*WRITTEN REQUEST*: Read through the data and report every line in which the word "installaties" occurs.

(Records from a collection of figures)
--

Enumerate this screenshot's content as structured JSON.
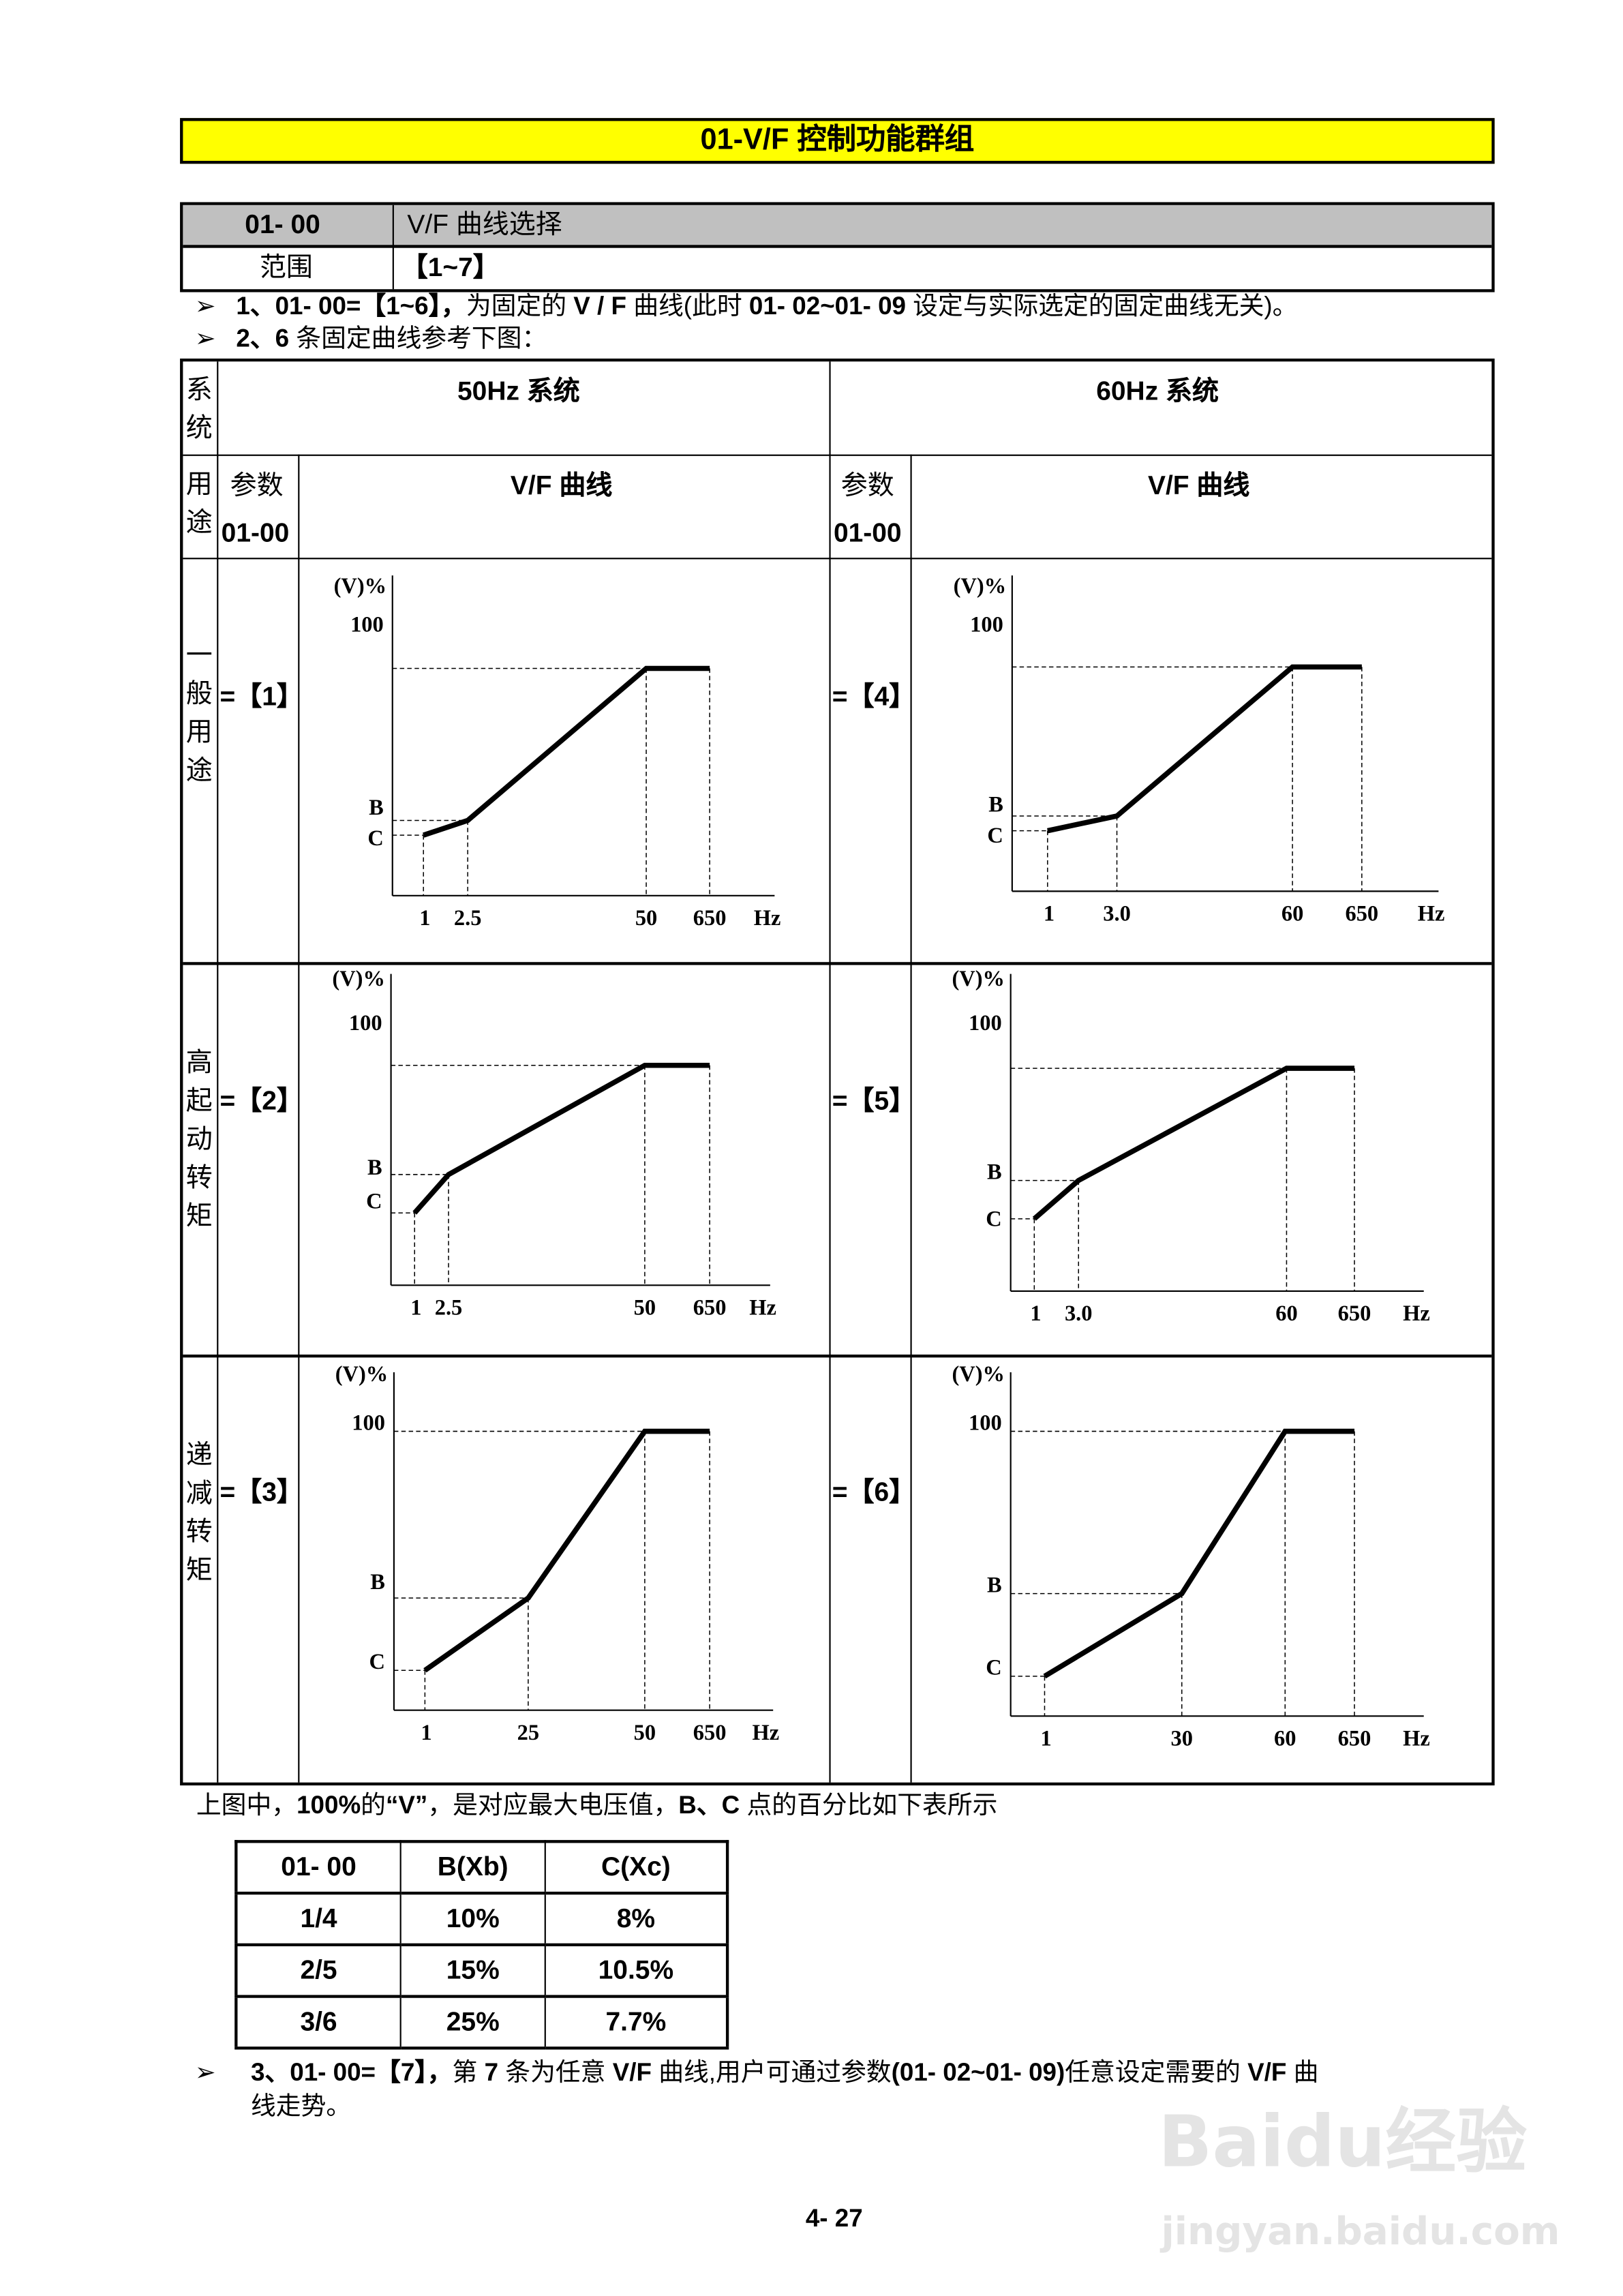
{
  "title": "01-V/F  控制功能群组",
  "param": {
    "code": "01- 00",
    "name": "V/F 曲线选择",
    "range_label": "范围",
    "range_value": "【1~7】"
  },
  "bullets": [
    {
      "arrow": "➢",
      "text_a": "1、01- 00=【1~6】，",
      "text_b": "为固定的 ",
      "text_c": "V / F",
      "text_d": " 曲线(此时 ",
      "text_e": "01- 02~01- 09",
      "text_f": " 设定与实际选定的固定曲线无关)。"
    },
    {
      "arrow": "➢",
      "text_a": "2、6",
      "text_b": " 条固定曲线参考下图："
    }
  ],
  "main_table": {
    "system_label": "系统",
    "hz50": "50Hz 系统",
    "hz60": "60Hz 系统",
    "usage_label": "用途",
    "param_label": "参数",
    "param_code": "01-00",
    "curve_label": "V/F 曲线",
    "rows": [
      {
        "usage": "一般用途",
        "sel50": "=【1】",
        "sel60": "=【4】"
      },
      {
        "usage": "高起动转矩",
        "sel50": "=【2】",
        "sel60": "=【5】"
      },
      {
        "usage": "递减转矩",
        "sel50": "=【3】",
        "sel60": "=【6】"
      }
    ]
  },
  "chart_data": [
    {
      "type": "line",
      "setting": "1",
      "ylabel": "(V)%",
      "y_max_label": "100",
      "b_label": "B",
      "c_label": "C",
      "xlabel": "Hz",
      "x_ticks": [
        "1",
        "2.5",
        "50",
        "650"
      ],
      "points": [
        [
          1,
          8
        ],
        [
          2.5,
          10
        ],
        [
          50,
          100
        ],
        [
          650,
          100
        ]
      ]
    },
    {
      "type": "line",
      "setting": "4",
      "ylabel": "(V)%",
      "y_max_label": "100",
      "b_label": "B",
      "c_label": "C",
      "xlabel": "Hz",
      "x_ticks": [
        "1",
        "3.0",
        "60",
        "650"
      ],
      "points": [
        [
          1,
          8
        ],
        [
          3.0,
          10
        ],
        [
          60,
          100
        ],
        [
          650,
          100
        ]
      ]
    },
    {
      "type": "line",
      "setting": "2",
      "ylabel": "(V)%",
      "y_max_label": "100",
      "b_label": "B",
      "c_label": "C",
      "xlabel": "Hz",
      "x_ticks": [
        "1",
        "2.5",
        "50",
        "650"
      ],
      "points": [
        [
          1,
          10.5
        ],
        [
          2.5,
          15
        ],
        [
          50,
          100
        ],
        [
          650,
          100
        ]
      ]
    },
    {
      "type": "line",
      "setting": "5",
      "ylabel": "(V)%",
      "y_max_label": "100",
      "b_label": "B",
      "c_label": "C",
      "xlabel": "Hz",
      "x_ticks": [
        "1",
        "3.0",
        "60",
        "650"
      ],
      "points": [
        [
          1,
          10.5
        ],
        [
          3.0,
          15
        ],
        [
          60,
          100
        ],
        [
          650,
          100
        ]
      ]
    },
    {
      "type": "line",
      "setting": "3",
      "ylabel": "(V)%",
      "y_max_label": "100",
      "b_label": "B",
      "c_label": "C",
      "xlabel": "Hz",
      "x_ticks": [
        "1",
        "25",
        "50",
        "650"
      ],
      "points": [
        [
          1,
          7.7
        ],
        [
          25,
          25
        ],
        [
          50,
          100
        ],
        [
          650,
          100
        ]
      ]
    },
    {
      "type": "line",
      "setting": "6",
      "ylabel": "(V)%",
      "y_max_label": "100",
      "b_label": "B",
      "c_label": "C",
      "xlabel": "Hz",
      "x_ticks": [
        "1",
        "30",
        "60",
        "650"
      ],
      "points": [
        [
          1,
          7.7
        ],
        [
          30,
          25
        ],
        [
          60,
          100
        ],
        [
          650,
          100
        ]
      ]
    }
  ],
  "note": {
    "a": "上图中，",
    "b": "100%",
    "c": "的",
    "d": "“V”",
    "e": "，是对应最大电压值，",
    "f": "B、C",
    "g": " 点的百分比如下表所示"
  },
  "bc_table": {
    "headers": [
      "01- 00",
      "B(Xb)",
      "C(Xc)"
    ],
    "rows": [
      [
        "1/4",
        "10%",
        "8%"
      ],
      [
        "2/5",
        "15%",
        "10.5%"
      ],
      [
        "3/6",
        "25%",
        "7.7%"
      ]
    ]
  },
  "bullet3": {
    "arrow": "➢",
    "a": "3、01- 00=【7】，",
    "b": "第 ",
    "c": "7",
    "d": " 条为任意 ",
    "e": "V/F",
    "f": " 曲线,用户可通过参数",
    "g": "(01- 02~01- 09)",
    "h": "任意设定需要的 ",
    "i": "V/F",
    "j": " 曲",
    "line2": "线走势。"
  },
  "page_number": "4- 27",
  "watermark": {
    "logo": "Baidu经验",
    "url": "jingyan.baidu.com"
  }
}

--

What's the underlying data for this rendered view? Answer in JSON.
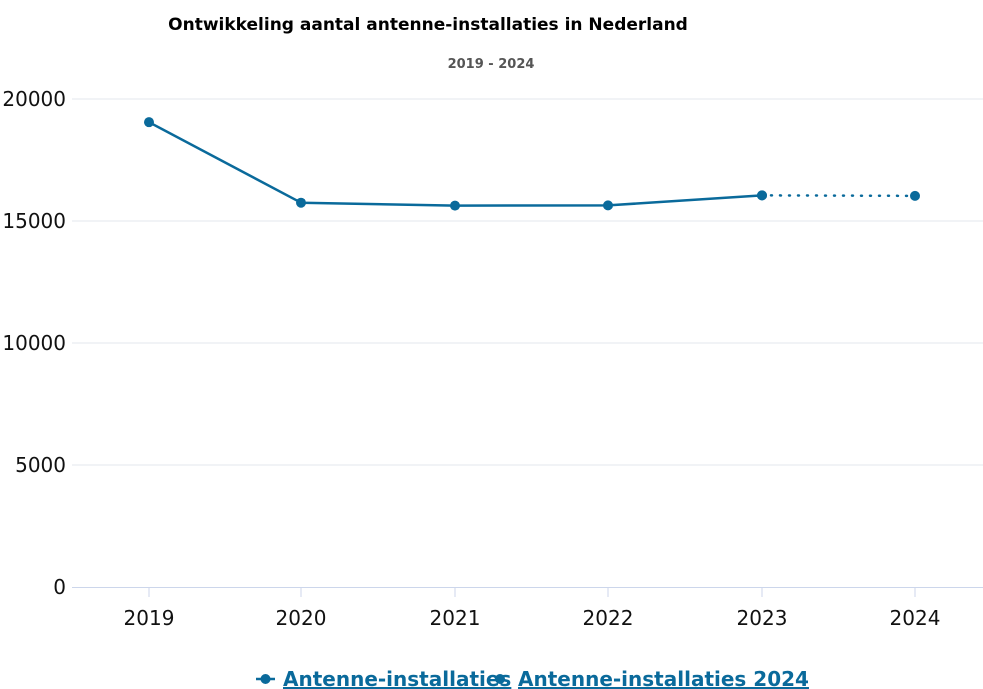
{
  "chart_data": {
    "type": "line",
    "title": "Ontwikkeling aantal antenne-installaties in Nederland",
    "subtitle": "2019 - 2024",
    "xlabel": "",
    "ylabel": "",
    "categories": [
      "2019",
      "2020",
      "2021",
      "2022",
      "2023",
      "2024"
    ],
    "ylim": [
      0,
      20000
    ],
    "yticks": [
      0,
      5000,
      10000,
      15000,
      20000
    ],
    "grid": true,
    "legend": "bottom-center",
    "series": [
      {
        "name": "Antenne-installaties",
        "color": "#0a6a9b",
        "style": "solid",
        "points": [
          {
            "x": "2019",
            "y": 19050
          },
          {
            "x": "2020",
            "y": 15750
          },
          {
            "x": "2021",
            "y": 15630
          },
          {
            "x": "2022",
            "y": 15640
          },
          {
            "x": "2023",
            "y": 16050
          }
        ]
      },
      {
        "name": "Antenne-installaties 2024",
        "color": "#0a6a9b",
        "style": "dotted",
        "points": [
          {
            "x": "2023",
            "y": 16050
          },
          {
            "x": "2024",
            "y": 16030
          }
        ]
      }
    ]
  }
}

--

*EXERCISE RESPONSE*:
    "title": "Ontwikkeling aantal antenne-installaties in Nederland",
        "name": "Antenne-installaties",
        "name": "Antenne-installaties 2024",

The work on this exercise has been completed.